Data records:
+ + +
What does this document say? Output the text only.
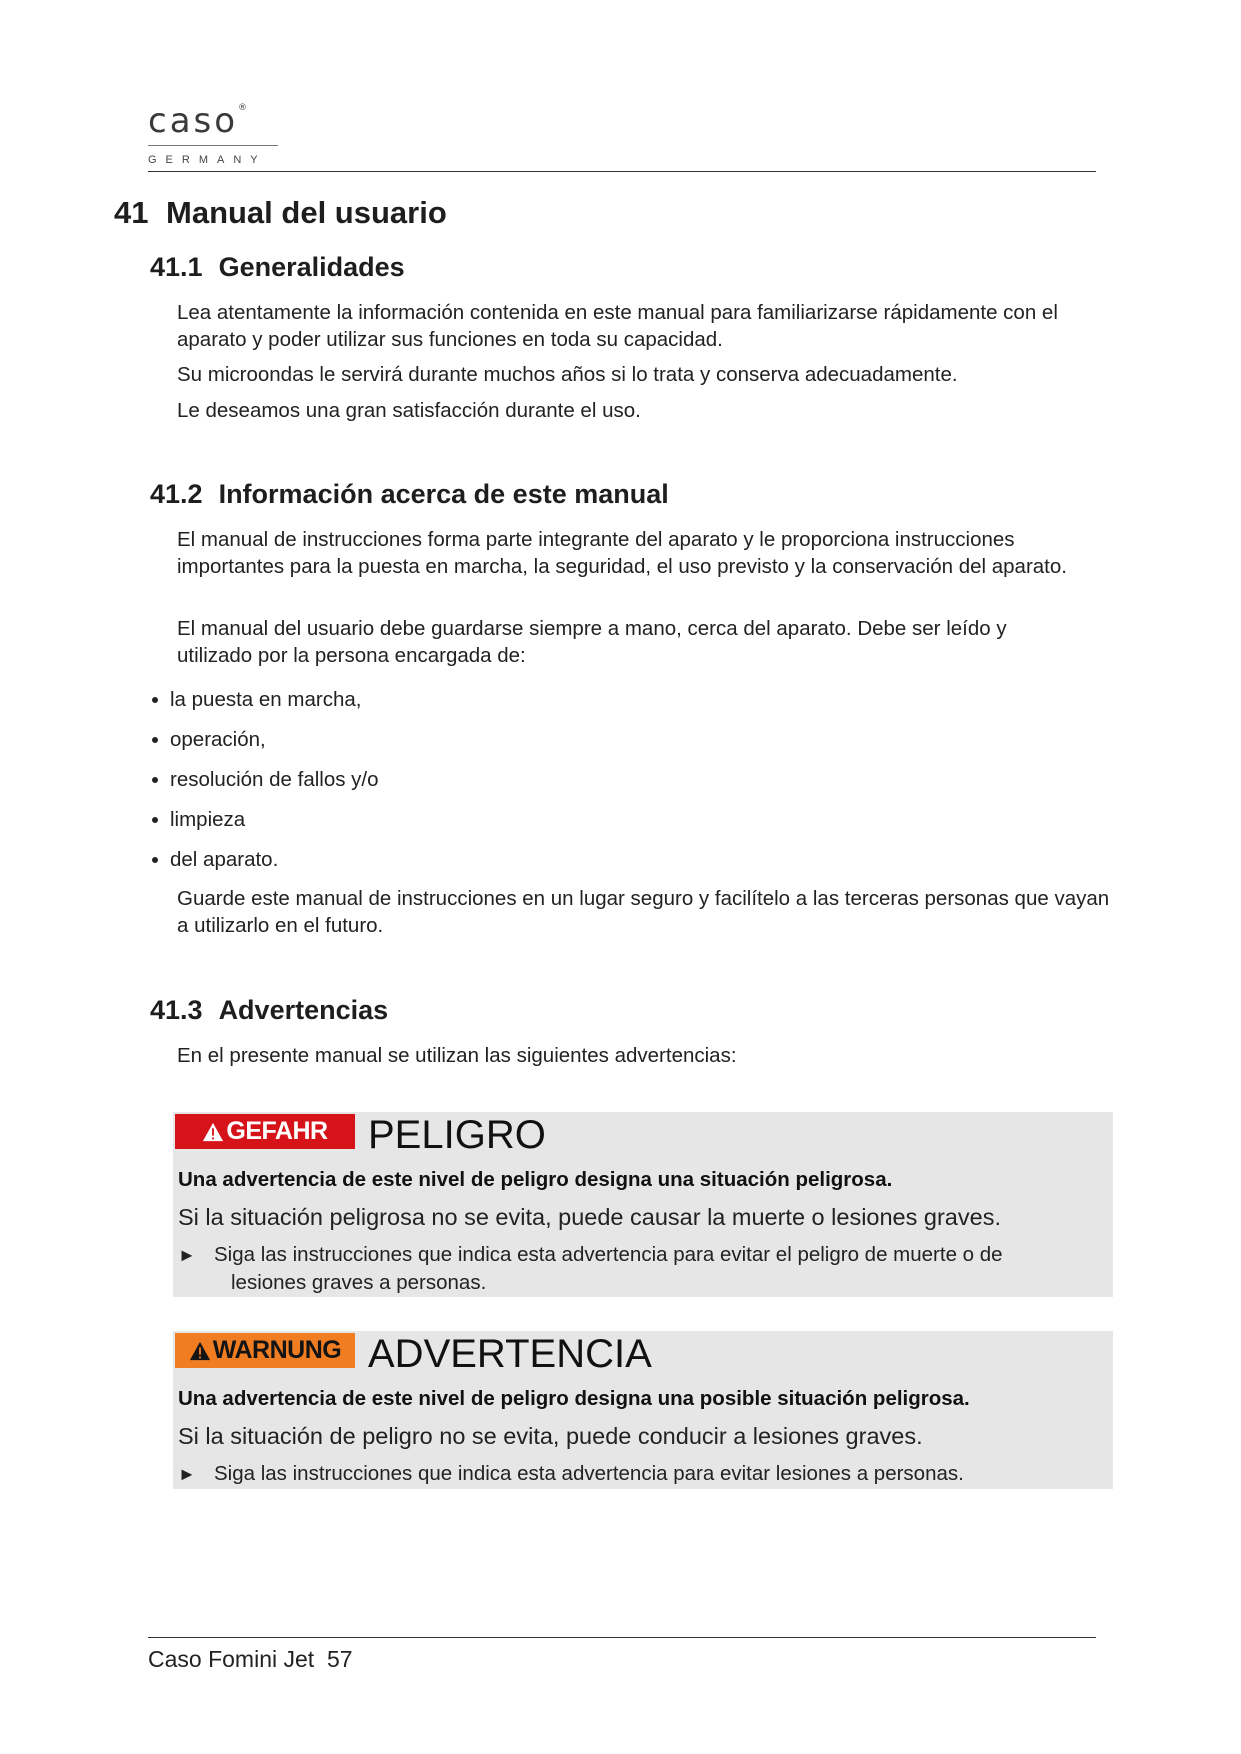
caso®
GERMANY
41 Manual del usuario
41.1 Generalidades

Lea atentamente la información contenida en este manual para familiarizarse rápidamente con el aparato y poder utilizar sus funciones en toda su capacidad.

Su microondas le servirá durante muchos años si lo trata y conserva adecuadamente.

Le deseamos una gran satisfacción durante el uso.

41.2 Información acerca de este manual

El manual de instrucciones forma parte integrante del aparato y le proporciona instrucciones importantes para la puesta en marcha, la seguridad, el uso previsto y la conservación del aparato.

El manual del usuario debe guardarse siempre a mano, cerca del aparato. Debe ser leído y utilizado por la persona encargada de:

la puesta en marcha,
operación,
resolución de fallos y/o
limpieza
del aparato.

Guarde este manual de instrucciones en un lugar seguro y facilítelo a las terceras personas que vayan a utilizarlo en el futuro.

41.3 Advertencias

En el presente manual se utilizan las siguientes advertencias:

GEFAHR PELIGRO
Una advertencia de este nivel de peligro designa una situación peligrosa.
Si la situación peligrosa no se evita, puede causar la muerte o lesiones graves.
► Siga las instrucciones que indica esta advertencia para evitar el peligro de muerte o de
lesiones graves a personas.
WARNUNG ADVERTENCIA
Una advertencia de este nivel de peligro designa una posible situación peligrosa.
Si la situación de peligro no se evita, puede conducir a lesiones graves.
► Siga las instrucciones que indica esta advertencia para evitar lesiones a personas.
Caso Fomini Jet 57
+ + +
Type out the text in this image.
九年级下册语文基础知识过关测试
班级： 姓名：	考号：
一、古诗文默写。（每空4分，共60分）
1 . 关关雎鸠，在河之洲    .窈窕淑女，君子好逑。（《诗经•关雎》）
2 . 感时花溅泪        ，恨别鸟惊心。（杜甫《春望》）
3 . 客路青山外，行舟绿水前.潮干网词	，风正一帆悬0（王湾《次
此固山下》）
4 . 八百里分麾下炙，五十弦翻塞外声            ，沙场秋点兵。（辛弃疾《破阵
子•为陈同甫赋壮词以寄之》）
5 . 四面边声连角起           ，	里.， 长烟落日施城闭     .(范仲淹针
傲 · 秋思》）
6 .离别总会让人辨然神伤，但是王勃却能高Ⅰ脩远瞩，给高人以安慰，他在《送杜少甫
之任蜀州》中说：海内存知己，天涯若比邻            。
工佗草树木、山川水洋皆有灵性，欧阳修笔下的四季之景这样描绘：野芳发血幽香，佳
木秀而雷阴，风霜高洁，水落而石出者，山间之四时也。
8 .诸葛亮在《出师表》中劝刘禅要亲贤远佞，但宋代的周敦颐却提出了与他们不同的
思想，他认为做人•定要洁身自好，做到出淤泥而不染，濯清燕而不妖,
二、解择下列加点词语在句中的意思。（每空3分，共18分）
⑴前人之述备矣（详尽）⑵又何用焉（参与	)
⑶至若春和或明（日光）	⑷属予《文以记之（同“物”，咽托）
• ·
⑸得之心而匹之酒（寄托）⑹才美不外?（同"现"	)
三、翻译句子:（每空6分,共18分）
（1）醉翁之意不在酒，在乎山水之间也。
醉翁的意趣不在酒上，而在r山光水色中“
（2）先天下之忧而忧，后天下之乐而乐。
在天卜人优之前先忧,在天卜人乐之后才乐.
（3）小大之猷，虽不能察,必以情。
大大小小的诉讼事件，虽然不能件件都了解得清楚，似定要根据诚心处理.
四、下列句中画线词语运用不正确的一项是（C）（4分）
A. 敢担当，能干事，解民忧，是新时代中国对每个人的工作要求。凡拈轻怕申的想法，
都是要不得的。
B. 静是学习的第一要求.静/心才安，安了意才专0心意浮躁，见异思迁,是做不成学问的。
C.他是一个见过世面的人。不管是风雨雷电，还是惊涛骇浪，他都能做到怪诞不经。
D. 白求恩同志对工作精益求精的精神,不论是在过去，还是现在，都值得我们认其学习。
+ + +
Only a number is wanted: how many lines above include "graves"?

§ **Completed task**
3